>> begin Materials provided

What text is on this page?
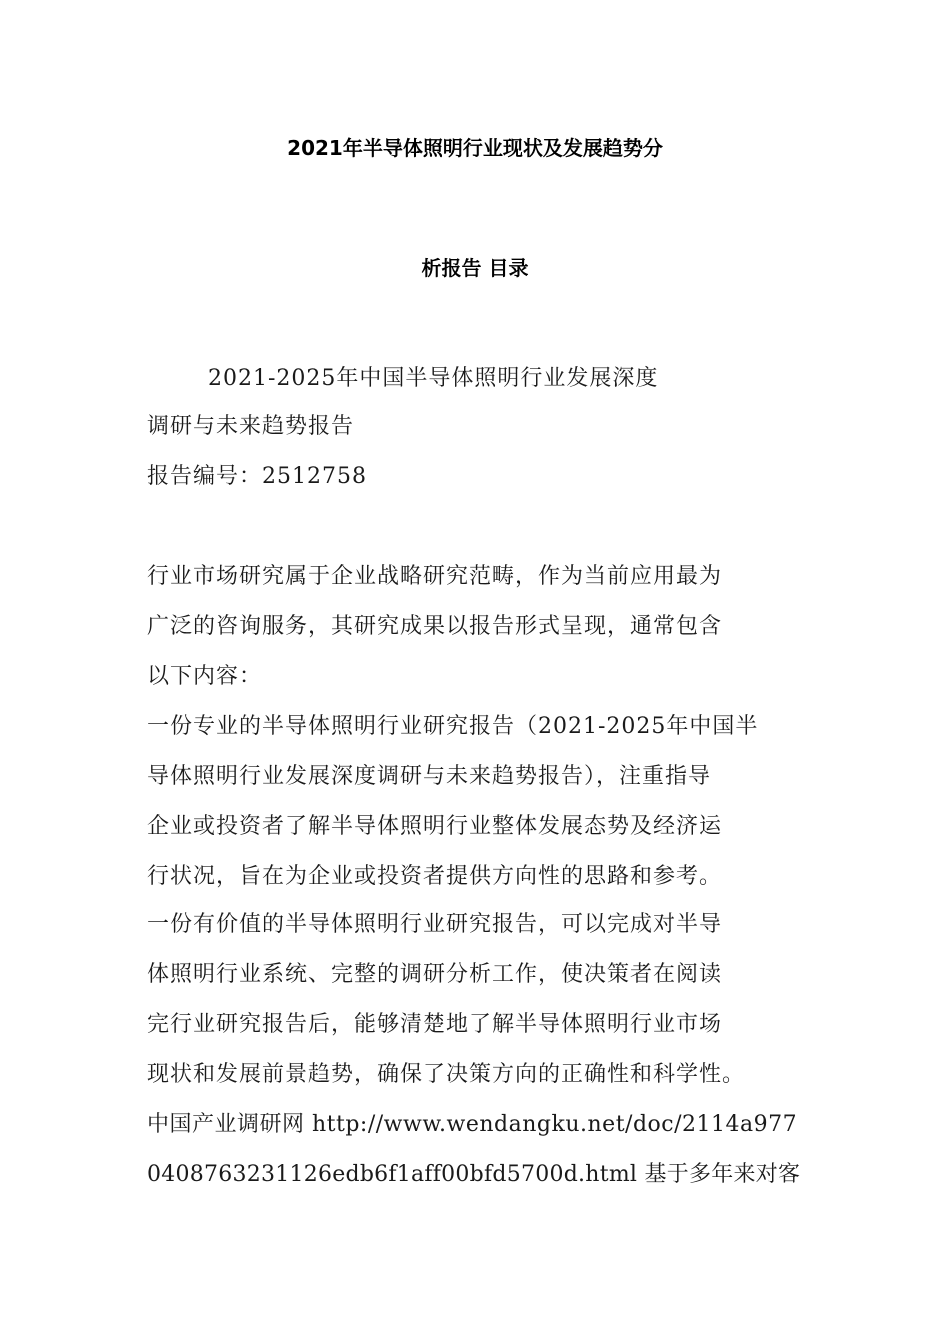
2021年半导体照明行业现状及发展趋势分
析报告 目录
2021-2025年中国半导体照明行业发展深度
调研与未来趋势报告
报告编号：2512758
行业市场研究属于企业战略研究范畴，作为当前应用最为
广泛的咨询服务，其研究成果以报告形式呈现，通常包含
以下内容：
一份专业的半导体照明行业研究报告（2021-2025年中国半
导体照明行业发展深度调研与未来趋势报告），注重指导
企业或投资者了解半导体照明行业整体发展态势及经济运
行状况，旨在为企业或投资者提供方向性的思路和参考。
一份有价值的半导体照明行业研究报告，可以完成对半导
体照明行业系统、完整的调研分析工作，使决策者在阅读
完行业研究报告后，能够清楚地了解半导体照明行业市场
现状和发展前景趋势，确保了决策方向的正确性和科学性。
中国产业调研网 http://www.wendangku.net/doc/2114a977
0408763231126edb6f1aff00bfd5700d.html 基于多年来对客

>> end Materials provided
>> begin Materials provided

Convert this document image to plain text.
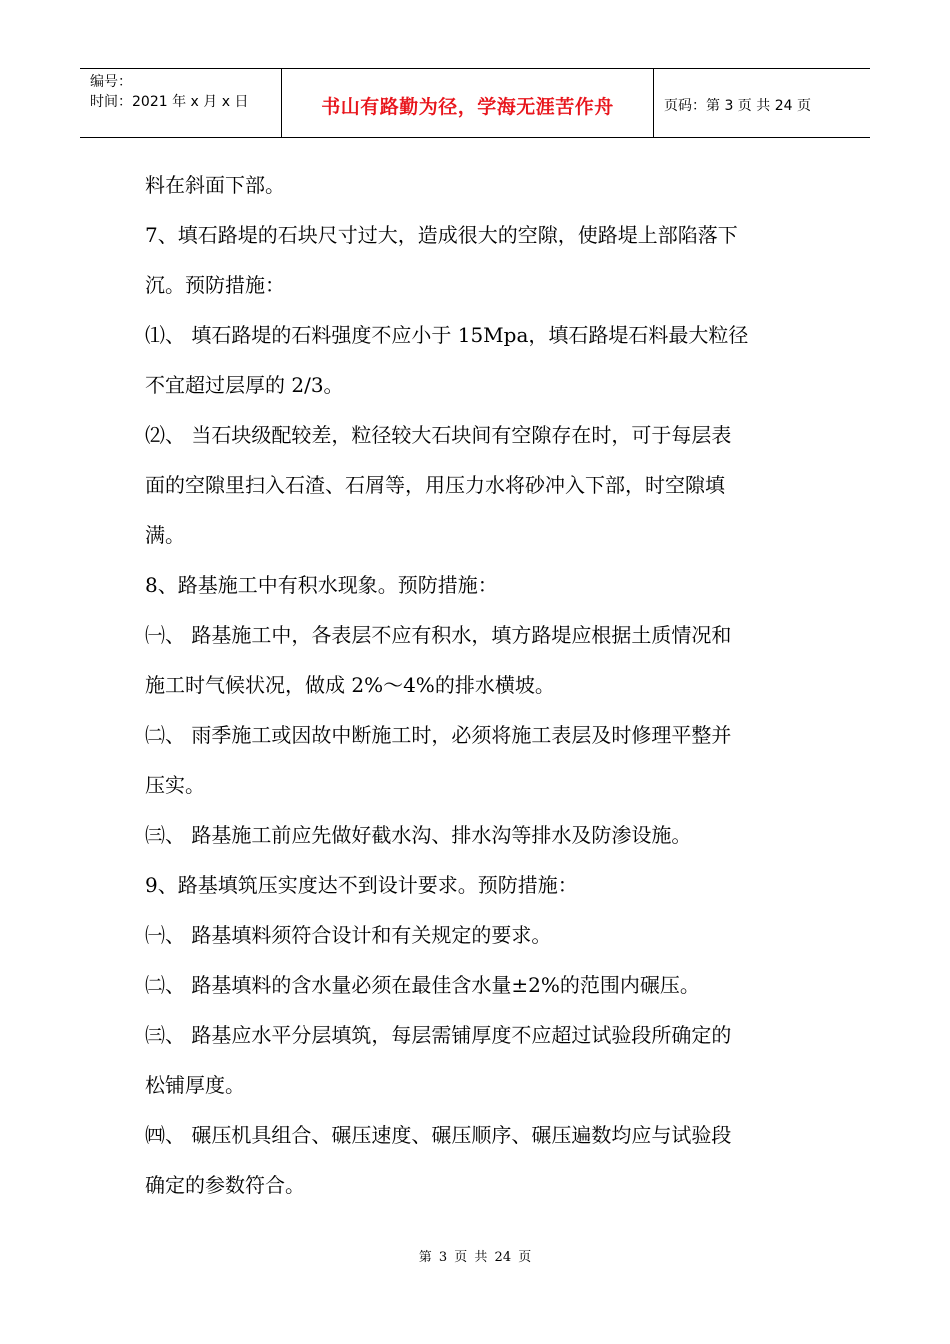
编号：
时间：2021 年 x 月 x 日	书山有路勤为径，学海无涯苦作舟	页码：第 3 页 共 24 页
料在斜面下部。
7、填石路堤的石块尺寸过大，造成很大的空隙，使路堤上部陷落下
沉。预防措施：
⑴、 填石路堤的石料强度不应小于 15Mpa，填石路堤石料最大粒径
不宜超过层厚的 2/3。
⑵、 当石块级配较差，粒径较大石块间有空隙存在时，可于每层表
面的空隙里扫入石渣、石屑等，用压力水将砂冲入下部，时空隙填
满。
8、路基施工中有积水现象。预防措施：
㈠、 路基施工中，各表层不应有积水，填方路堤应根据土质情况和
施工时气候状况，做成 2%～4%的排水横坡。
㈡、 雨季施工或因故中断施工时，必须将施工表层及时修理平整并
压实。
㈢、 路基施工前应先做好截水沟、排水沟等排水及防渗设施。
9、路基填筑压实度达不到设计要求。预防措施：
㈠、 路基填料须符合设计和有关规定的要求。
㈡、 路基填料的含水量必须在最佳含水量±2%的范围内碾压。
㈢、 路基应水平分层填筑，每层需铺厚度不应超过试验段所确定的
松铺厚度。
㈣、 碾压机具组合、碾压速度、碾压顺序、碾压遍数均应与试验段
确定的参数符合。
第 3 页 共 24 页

>> end Materials provided

*Required task*.
From the data above, copy each line that holds "预防措施".

*Complete answer*.
沉。预防措施：
8、路基施工中有积水现象。预防措施：
9、路基填筑压实度达不到设计要求。预防措施：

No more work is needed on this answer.